(GOAL)
Would you set down every entry shown below, precisely as written?
— Start —
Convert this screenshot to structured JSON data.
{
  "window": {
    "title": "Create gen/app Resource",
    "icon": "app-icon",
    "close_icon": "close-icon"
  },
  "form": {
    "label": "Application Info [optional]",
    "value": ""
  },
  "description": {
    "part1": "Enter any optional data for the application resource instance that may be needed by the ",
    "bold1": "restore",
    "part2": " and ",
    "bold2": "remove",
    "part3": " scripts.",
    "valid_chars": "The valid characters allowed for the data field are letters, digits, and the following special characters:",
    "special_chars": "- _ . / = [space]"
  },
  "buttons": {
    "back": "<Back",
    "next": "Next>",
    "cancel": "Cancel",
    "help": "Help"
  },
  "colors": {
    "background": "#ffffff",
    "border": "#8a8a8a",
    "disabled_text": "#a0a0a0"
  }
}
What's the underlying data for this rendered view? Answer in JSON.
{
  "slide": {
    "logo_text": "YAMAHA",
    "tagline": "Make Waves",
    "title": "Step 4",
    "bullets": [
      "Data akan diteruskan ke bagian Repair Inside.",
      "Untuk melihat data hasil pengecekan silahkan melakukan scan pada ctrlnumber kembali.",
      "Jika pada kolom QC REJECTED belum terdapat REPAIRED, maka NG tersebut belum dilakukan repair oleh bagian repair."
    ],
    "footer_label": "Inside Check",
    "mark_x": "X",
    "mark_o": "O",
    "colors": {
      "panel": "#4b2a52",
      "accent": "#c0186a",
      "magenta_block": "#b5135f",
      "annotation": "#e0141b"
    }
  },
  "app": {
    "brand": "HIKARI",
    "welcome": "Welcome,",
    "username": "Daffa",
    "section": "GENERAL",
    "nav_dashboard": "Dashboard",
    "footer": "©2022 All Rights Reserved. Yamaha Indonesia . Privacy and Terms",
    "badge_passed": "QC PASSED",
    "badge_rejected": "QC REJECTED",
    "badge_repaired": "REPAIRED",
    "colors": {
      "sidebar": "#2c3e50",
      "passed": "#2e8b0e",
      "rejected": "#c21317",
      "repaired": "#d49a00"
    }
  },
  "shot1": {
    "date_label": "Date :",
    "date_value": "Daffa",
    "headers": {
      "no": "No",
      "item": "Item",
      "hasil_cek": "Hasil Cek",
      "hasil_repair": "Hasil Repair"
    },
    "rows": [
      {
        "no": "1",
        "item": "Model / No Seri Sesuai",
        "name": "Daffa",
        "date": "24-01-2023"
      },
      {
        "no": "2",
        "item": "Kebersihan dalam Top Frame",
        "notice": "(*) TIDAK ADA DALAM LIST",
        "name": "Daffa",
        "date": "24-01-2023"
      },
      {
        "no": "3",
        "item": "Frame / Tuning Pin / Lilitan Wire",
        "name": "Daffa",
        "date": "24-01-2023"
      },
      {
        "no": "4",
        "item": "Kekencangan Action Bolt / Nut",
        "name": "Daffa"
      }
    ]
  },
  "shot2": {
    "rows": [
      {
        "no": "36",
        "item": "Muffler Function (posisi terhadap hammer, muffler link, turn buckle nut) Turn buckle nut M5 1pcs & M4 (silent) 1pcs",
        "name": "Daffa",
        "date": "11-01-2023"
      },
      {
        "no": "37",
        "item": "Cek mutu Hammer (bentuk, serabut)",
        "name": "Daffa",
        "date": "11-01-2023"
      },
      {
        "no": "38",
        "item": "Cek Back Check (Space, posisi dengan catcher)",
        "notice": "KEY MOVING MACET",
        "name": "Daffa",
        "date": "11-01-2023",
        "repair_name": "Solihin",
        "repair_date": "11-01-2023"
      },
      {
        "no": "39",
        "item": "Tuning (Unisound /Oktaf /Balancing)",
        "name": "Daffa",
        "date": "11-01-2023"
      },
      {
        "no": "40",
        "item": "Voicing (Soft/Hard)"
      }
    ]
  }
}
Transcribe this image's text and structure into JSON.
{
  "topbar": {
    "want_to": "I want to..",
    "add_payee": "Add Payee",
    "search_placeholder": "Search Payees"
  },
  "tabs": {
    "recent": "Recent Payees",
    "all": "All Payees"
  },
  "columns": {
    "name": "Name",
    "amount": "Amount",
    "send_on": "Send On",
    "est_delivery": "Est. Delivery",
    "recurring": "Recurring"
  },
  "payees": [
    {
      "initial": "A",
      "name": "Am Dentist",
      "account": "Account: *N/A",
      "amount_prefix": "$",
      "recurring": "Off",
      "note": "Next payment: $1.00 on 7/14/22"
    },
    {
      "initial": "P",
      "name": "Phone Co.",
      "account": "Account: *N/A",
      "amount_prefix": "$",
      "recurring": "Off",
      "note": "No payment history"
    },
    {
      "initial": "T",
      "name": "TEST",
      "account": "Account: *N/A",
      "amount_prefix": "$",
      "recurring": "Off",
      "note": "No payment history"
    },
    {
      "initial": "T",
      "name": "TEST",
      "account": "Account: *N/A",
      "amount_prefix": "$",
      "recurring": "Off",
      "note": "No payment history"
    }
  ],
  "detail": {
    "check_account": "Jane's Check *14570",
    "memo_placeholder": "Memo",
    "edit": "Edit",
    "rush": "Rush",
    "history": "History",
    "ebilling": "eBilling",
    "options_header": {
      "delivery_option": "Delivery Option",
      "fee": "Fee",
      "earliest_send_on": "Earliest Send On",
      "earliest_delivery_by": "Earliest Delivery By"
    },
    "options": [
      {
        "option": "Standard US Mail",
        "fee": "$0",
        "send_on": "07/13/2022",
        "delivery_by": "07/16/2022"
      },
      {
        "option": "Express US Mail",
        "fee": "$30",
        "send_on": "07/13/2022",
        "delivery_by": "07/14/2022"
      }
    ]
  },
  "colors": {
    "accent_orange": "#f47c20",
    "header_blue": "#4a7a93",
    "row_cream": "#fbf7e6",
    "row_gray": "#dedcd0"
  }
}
— End —
(SOLUTION TO THIS TASK)
Convert this screenshot to structured JSON data.
{
  "window": {
    "title": "Create gen/app Resource",
    "icon": "app-icon",
    "close_icon": "close-icon"
  },
  "form": {
    "label": "Application Info [optional]",
    "value": ""
  },
  "description": {
    "part1": "Enter any optional data for the application resource instance that may be needed by the ",
    "bold1": "restore",
    "part2": " and ",
    "bold2": "remove",
    "part3": " scripts.",
    "valid_chars": "The valid characters allowed for the data field are letters, digits, and the following special characters:",
    "special_chars": "- _ . / = [space]"
  },
  "buttons": {
    "back": "<Back",
    "next": "Next>",
    "cancel": "Cancel",
    "help": "Help"
  },
  "colors": {
    "background": "#ffffff",
    "border": "#8a8a8a",
    "disabled_text": "#a0a0a0"
  }
}
What's the underlying data for this rendered view? Answer in JSON.
{
  "slide": {
    "logo_text": "YAMAHA",
    "tagline": "Make Waves",
    "title": "Step 4",
    "bullets": [
      "Data akan diteruskan ke bagian Repair Inside.",
      "Untuk melihat data hasil pengecekan silahkan melakukan scan pada ctrlnumber kembali.",
      "Jika pada kolom QC REJECTED belum terdapat REPAIRED, maka NG tersebut belum dilakukan repair oleh bagian repair."
    ],
    "footer_label": "Inside Check",
    "mark_x": "X",
    "mark_o": "O",
    "colors": {
      "panel": "#4b2a52",
      "accent": "#c0186a",
      "magenta_block": "#b5135f",
      "annotation": "#e0141b"
    }
  },
  "app": {
    "brand": "HIKARI",
    "welcome": "Welcome,",
    "username": "Daffa",
    "section": "GENERAL",
    "nav_dashboard": "Dashboard",
    "footer": "©2022 All Rights Reserved. Yamaha Indonesia . Privacy and Terms",
    "badge_passed": "QC PASSED",
    "badge_rejected": "QC REJECTED",
    "badge_repaired": "REPAIRED",
    "colors": {
      "sidebar": "#2c3e50",
      "passed": "#2e8b0e",
      "rejected": "#c21317",
      "repaired": "#d49a00"
    }
  },
  "shot1": {
    "date_label": "Date :",
    "date_value": "Daffa",
    "headers": {
      "no": "No",
      "item": "Item",
      "hasil_cek": "Hasil Cek",
      "hasil_repair": "Hasil Repair"
    },
    "rows": [
      {
        "no": "1",
        "item": "Model / No Seri Sesuai",
        "name": "Daffa",
        "date": "24-01-2023"
      },
      {
        "no": "2",
        "item": "Kebersihan dalam Top Frame",
        "notice": "(*) TIDAK ADA DALAM LIST",
        "name": "Daffa",
        "date": "24-01-2023"
      },
      {
        "no": "3",
        "item": "Frame / Tuning Pin / Lilitan Wire",
        "name": "Daffa",
        "date": "24-01-2023"
      },
      {
        "no": "4",
        "item": "Kekencangan Action Bolt / Nut",
        "name": "Daffa"
      }
    ]
  },
  "shot2": {
    "rows": [
      {
        "no": "36",
        "item": "Muffler Function (posisi terhadap hammer, muffler link, turn buckle nut) Turn buckle nut M5 1pcs & M4 (silent) 1pcs",
        "name": "Daffa",
        "date": "11-01-2023"
      },
      {
        "no": "37",
        "item": "Cek mutu Hammer (bentuk, serabut)",
        "name": "Daffa",
        "date": "11-01-2023"
      },
      {
        "no": "38",
        "item": "Cek Back Check (Space, posisi dengan catcher)",
        "notice": "KEY MOVING MACET",
        "name": "Daffa",
        "date": "11-01-2023",
        "repair_name": "Solihin",
        "repair_date": "11-01-2023"
      },
      {
        "no": "39",
        "item": "Tuning (Unisound /Oktaf /Balancing)",
        "name": "Daffa",
        "date": "11-01-2023"
      },
      {
        "no": "40",
        "item": "Voicing (Soft/Hard)"
      }
    ]
  }
}
Transcribe this image's text and structure into JSON.
{
  "topbar": {
    "want_to": "I want to..",
    "add_payee": "Add Payee",
    "search_placeholder": "Search Payees"
  },
  "tabs": {
    "recent": "Recent Payees",
    "all": "All Payees"
  },
  "columns": {
    "name": "Name",
    "amount": "Amount",
    "send_on": "Send On",
    "est_delivery": "Est. Delivery",
    "recurring": "Recurring"
  },
  "payees": [
    {
      "initial": "A",
      "name": "Am Dentist",
      "account": "Account: *N/A",
      "amount_prefix": "$",
      "recurring": "Off",
      "note": "Next payment: $1.00 on 7/14/22"
    },
    {
      "initial": "P",
      "name": "Phone Co.",
      "account": "Account: *N/A",
      "amount_prefix": "$",
      "recurring": "Off",
      "note": "No payment history"
    },
    {
      "initial": "T",
      "name": "TEST",
      "account": "Account: *N/A",
      "amount_prefix": "$",
      "recurring": "Off",
      "note": "No payment history"
    },
    {
      "initial": "T",
      "name": "TEST",
      "account": "Account: *N/A",
      "amount_prefix": "$",
      "recurring": "Off",
      "note": "No payment history"
    }
  ],
  "detail": {
    "check_account": "Jane's Check *14570",
    "memo_placeholder": "Memo",
    "edit": "Edit",
    "rush": "Rush",
    "history": "History",
    "ebilling": "eBilling",
    "options_header": {
      "delivery_option": "Delivery Option",
      "fee": "Fee",
      "earliest_send_on": "Earliest Send On",
      "earliest_delivery_by": "Earliest Delivery By"
    },
    "options": [
      {
        "option": "Standard US Mail",
        "fee": "$0",
        "send_on": "07/13/2022",
        "delivery_by": "07/16/2022"
      },
      {
        "option": "Express US Mail",
        "fee": "$30",
        "send_on": "07/13/2022",
        "delivery_by": "07/14/2022"
      }
    ]
  },
  "colors": {
    "accent_orange": "#f47c20",
    "header_blue": "#4a7a93",
    "row_cream": "#fbf7e6",
    "row_gray": "#dedcd0"
  }
}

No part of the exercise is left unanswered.